— Begin —

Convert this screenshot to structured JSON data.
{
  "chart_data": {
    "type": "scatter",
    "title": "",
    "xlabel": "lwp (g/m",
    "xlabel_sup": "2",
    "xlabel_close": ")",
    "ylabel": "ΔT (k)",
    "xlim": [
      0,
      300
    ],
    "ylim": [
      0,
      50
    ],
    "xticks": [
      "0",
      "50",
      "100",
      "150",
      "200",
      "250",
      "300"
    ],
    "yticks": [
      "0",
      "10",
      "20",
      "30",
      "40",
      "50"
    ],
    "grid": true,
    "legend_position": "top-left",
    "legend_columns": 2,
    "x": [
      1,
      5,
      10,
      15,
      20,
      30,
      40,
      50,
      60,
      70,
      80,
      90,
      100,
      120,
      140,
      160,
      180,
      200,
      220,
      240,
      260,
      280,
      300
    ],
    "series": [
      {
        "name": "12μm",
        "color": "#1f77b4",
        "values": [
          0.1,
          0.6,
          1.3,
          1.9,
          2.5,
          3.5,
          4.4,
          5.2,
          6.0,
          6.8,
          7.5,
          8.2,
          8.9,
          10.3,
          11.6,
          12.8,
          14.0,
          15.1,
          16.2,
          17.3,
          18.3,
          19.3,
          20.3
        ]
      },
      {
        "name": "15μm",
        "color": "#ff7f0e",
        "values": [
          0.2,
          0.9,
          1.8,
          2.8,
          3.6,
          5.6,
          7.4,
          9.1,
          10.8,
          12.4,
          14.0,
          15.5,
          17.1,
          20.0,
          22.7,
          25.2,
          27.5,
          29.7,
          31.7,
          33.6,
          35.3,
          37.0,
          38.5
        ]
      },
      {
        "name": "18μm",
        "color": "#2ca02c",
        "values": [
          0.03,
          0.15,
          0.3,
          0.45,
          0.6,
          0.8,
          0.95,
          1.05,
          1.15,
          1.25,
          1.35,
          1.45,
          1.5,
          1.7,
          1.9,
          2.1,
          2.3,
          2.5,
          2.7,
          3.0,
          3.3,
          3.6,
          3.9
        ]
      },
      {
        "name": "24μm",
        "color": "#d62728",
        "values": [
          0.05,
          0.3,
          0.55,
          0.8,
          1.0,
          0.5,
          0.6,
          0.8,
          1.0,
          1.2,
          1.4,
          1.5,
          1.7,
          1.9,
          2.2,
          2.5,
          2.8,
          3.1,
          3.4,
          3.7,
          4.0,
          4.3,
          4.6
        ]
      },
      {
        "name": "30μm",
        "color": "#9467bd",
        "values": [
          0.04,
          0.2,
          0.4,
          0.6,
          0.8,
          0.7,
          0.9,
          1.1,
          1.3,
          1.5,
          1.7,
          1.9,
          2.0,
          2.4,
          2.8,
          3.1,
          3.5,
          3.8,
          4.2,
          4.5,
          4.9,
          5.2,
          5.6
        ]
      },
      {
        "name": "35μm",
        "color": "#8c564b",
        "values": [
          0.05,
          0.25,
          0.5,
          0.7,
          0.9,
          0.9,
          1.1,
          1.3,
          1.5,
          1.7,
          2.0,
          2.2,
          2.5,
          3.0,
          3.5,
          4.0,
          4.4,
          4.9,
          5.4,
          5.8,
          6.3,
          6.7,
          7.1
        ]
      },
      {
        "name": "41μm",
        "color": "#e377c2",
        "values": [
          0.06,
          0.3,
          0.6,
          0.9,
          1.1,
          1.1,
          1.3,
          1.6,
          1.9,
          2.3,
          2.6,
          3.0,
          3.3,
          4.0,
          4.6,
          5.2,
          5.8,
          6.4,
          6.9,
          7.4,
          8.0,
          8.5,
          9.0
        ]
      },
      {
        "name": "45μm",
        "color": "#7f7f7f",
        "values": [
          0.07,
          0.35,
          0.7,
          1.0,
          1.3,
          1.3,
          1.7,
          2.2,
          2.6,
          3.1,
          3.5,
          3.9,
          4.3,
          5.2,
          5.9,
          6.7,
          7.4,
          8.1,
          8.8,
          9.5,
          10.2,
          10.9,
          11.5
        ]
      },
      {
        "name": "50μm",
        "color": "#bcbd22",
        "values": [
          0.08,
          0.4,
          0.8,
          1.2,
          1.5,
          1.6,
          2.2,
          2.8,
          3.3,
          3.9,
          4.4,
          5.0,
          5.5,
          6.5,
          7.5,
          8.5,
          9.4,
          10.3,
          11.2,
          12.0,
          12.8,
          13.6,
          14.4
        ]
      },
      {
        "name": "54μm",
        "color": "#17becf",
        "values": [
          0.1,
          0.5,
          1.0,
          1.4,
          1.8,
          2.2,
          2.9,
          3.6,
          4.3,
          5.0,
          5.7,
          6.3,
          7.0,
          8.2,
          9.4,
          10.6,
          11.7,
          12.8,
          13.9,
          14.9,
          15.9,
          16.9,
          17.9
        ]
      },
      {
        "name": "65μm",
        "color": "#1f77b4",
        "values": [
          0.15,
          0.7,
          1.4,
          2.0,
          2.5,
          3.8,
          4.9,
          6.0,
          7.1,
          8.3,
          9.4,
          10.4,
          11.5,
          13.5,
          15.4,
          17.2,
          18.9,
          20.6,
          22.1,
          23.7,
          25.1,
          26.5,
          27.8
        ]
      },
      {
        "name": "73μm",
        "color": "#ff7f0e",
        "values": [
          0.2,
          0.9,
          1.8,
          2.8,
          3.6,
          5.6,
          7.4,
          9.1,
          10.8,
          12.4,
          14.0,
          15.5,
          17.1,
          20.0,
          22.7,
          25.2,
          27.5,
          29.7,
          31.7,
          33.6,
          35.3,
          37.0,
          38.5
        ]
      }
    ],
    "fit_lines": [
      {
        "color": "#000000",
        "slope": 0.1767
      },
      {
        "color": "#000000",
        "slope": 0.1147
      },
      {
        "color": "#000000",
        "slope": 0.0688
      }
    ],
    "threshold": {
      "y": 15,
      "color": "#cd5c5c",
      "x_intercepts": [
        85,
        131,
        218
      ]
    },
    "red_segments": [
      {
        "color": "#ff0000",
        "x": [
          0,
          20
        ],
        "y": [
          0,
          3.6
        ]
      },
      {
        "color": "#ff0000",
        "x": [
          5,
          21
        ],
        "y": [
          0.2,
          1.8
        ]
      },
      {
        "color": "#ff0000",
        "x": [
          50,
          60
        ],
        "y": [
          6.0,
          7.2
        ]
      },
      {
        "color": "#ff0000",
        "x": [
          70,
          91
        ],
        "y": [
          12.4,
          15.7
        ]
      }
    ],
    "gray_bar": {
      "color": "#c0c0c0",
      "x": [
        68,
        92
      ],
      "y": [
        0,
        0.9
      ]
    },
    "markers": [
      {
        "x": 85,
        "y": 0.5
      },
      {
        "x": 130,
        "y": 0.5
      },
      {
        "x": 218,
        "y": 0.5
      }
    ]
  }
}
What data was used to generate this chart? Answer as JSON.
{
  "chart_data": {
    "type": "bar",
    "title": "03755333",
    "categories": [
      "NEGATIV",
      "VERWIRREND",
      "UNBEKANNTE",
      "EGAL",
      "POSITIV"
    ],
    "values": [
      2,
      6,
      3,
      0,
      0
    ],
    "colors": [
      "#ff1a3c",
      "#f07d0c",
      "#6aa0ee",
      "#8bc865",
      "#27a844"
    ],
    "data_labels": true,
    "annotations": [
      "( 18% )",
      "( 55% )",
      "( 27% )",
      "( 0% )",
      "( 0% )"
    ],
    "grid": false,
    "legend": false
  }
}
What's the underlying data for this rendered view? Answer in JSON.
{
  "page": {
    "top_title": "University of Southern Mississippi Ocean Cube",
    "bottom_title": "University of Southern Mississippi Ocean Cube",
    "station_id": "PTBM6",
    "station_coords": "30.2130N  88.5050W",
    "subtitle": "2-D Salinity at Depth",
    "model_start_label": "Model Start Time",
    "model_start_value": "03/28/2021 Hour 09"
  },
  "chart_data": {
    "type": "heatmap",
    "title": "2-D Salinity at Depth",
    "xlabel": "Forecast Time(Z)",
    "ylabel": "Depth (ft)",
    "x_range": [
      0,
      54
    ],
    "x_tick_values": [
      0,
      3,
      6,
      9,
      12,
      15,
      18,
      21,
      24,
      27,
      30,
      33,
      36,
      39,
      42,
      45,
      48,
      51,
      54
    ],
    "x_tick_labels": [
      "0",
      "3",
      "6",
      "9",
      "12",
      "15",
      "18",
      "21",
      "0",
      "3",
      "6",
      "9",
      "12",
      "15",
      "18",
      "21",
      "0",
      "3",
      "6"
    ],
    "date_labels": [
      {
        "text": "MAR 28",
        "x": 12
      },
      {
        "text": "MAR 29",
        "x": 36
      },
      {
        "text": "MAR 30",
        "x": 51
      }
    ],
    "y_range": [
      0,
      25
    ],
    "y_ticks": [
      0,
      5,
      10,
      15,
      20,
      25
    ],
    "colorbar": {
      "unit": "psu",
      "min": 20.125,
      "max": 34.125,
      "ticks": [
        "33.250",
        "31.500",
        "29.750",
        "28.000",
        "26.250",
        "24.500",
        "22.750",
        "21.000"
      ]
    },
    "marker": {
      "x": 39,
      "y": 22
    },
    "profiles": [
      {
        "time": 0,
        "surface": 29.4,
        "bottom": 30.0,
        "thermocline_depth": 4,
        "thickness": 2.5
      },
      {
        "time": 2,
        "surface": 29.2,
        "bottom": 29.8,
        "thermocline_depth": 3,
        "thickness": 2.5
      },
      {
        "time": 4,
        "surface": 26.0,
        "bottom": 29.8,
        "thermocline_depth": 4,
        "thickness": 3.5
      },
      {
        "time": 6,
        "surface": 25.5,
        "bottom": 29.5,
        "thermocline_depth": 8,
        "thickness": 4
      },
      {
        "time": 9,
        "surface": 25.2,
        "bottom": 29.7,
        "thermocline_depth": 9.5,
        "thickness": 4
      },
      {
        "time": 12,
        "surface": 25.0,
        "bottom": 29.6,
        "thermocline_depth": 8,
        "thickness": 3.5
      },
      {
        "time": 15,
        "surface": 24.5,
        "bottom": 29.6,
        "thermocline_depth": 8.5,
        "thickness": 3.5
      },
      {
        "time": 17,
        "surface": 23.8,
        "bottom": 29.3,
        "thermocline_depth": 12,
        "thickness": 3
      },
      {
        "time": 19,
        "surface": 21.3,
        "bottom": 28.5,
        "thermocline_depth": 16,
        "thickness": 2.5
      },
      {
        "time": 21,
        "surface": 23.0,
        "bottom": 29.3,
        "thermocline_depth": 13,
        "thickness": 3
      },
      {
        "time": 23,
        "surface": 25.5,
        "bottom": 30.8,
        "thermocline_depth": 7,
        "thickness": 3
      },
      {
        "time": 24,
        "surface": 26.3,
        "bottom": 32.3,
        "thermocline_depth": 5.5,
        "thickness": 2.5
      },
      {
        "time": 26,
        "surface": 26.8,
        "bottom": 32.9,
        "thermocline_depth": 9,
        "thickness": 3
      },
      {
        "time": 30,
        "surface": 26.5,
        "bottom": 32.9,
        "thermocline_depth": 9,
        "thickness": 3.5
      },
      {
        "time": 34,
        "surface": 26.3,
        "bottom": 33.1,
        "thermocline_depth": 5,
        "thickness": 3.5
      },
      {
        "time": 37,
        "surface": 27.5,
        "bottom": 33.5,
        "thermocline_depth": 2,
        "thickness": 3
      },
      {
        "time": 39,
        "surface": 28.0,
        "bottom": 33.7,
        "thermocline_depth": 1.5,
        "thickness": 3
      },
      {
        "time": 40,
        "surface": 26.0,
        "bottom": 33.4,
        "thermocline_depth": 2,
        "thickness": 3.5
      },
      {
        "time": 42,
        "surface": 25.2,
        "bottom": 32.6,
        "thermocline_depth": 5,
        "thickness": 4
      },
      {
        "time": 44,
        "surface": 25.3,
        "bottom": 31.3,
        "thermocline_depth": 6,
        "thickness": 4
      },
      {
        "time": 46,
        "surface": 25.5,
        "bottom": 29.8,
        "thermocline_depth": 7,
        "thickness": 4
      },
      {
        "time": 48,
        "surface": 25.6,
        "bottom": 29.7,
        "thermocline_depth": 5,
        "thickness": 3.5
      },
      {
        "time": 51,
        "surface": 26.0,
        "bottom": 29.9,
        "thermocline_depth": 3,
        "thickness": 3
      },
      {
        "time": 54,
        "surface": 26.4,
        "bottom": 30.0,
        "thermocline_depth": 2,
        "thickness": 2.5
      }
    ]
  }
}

— End —

Instruction: Within the material above, find the lines that contain the word "slope"; copy them.

The output:
        "slope": 0.1767
        "slope": 0.1147
        "slope": 0.0688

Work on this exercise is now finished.